REQUIRED TASK =>
Among the following entries, count the lines that contain "známkou" and report only the result.

PROVIDED DATA =>

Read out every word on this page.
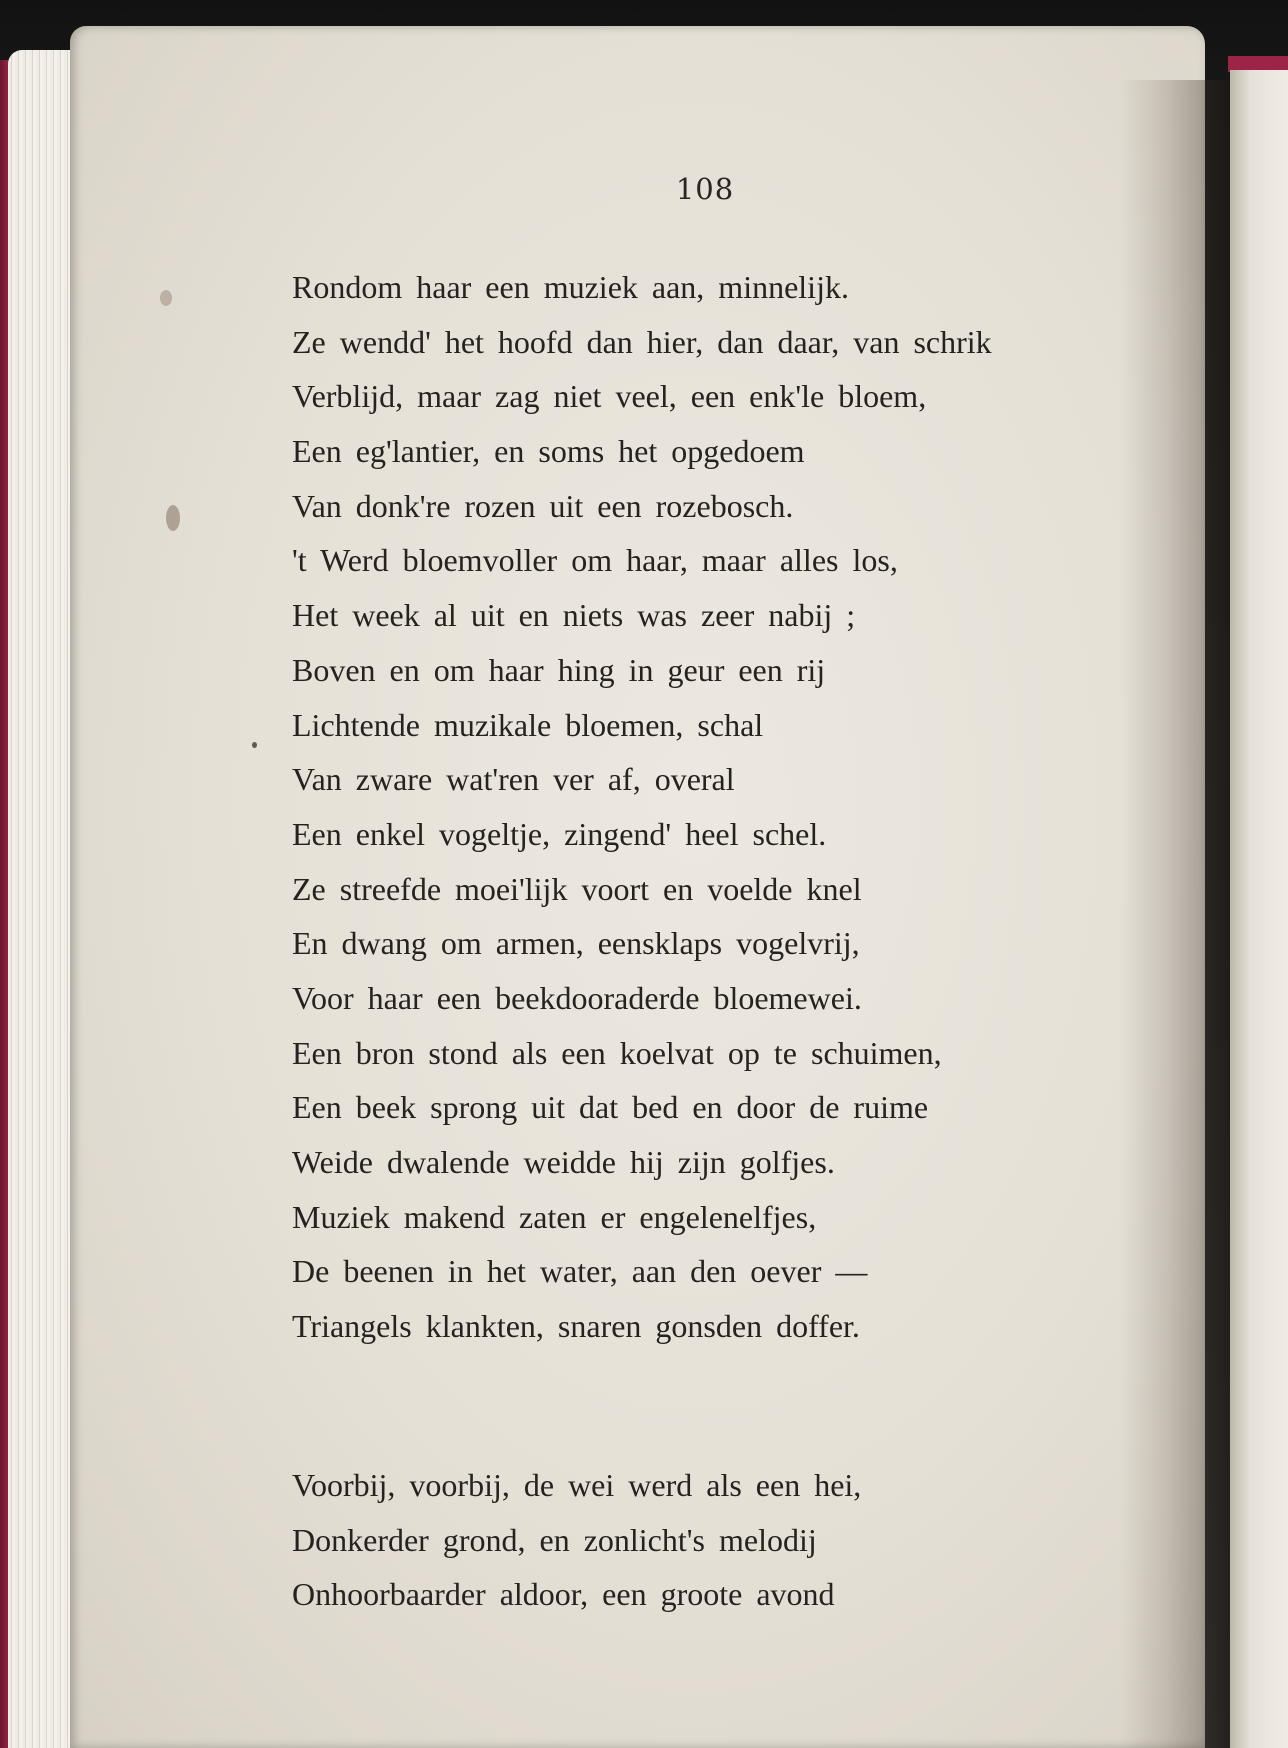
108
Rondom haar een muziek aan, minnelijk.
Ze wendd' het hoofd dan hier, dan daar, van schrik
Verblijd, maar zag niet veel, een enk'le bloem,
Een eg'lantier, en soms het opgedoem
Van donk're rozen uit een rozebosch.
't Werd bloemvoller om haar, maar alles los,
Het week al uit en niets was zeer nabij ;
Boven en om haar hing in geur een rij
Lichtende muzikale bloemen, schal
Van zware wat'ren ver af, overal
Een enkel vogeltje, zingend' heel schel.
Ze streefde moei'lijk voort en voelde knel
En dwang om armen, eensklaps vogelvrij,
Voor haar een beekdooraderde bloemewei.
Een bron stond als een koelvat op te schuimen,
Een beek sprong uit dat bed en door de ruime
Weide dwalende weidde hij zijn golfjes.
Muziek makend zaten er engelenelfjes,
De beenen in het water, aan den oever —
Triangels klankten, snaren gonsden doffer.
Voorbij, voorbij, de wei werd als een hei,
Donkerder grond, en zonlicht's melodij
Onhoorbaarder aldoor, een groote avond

---

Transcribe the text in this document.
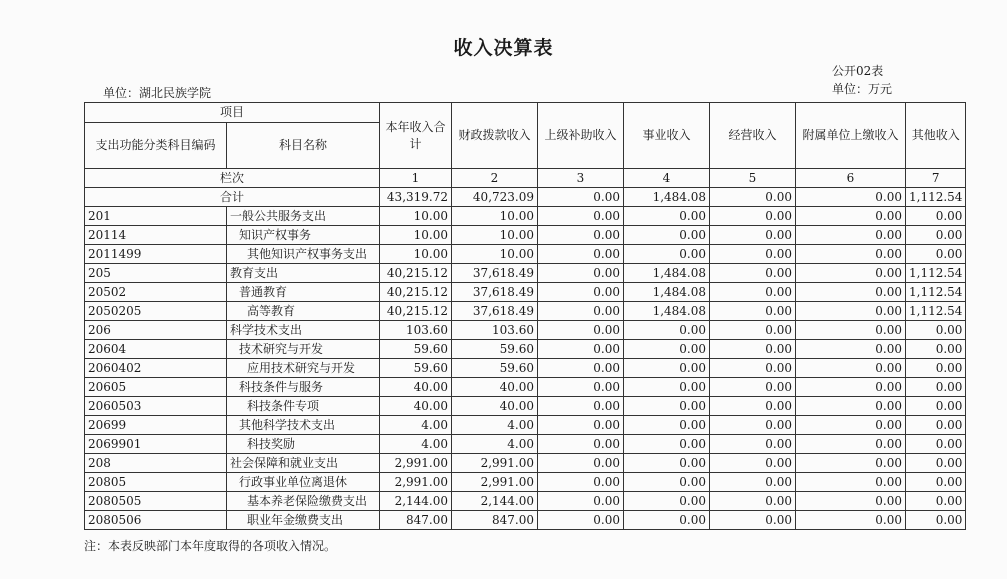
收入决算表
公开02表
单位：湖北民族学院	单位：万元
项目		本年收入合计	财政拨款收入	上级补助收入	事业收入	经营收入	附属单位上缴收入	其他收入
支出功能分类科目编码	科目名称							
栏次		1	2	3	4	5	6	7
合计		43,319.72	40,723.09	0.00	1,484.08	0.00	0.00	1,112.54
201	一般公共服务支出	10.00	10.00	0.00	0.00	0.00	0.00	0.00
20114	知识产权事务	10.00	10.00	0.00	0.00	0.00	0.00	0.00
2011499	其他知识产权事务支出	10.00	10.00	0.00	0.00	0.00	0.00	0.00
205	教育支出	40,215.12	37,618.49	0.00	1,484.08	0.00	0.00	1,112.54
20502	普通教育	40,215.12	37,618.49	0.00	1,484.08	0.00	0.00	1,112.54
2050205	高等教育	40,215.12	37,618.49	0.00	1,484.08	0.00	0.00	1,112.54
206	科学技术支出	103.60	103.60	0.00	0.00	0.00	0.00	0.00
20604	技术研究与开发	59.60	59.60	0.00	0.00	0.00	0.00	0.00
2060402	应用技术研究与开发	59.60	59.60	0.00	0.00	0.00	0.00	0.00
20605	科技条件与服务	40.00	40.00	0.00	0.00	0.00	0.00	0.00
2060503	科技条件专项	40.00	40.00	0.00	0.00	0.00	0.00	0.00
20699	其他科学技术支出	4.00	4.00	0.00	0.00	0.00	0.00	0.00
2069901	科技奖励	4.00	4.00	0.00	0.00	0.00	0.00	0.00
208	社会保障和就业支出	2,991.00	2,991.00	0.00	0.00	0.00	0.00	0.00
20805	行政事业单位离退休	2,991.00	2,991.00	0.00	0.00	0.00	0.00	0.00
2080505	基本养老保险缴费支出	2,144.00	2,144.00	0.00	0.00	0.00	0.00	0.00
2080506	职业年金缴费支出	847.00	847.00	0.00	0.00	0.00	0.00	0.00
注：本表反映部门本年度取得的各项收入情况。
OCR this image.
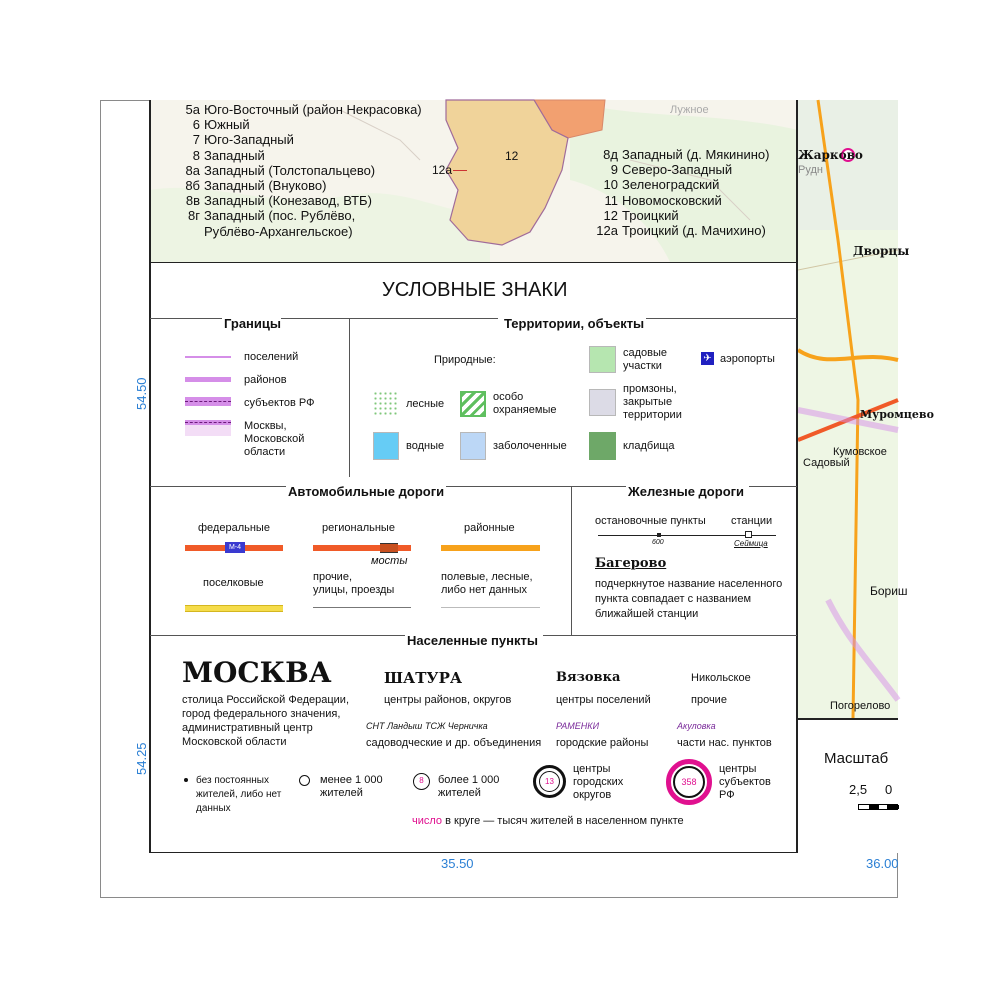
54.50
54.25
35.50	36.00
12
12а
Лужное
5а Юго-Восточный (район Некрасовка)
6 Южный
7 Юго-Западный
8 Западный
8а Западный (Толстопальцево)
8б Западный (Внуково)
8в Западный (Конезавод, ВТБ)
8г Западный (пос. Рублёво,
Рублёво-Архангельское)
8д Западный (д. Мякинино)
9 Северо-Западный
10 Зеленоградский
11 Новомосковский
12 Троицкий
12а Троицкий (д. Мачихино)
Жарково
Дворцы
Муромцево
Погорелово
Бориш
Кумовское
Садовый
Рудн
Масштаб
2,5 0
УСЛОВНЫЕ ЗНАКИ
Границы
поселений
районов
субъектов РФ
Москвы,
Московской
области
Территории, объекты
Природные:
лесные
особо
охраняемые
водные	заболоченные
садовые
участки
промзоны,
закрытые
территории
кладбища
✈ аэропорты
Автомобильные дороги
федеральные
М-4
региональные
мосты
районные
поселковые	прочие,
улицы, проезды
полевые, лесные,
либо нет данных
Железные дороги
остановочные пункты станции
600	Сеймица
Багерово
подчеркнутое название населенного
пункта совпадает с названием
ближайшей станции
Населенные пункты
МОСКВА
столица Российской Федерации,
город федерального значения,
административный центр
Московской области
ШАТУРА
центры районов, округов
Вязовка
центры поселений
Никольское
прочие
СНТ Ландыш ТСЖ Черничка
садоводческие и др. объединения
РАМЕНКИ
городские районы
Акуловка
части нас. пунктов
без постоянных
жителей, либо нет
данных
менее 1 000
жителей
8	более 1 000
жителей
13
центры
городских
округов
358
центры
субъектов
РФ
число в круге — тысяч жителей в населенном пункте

...

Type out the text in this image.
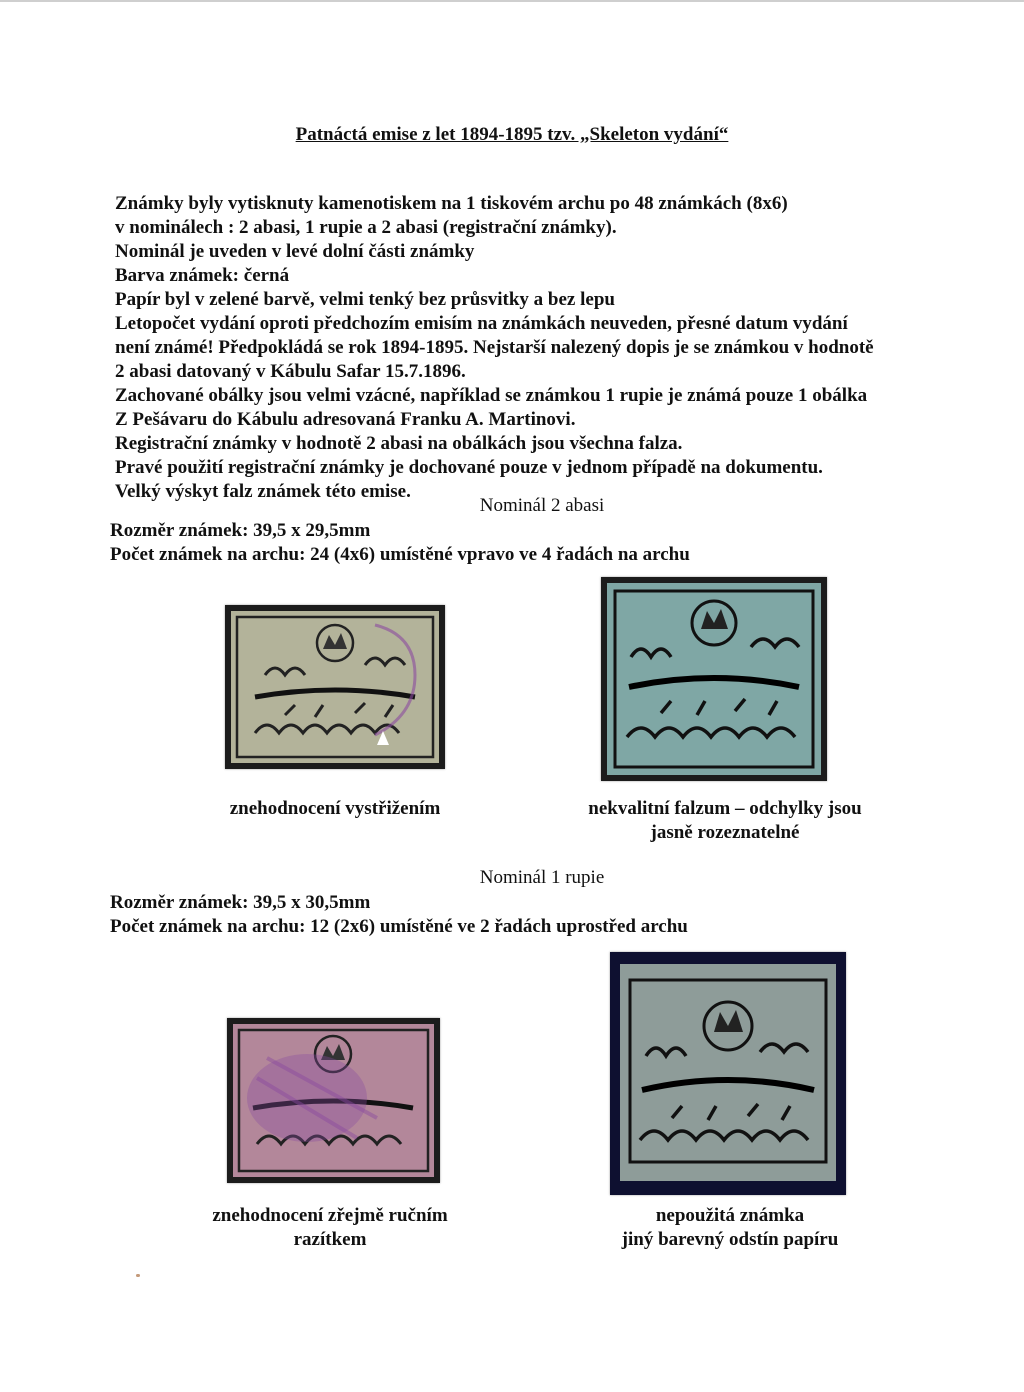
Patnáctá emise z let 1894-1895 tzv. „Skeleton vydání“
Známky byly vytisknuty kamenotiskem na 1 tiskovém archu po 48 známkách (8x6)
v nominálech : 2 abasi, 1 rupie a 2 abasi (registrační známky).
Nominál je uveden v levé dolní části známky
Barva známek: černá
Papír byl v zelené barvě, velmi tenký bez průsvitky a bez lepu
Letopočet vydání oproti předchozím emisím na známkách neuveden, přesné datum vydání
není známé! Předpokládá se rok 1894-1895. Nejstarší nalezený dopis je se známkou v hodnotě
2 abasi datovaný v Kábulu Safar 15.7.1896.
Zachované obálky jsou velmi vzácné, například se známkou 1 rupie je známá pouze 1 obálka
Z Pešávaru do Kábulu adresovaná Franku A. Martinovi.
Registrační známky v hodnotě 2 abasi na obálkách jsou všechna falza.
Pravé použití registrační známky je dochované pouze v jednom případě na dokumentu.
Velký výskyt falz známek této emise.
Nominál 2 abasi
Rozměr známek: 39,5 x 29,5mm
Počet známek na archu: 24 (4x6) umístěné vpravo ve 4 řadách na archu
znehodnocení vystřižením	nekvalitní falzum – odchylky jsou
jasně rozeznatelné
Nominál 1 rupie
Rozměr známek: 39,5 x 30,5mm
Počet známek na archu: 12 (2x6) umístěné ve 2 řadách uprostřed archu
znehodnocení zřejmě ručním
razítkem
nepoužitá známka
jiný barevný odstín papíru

COMPLETED EXERCISE =>
2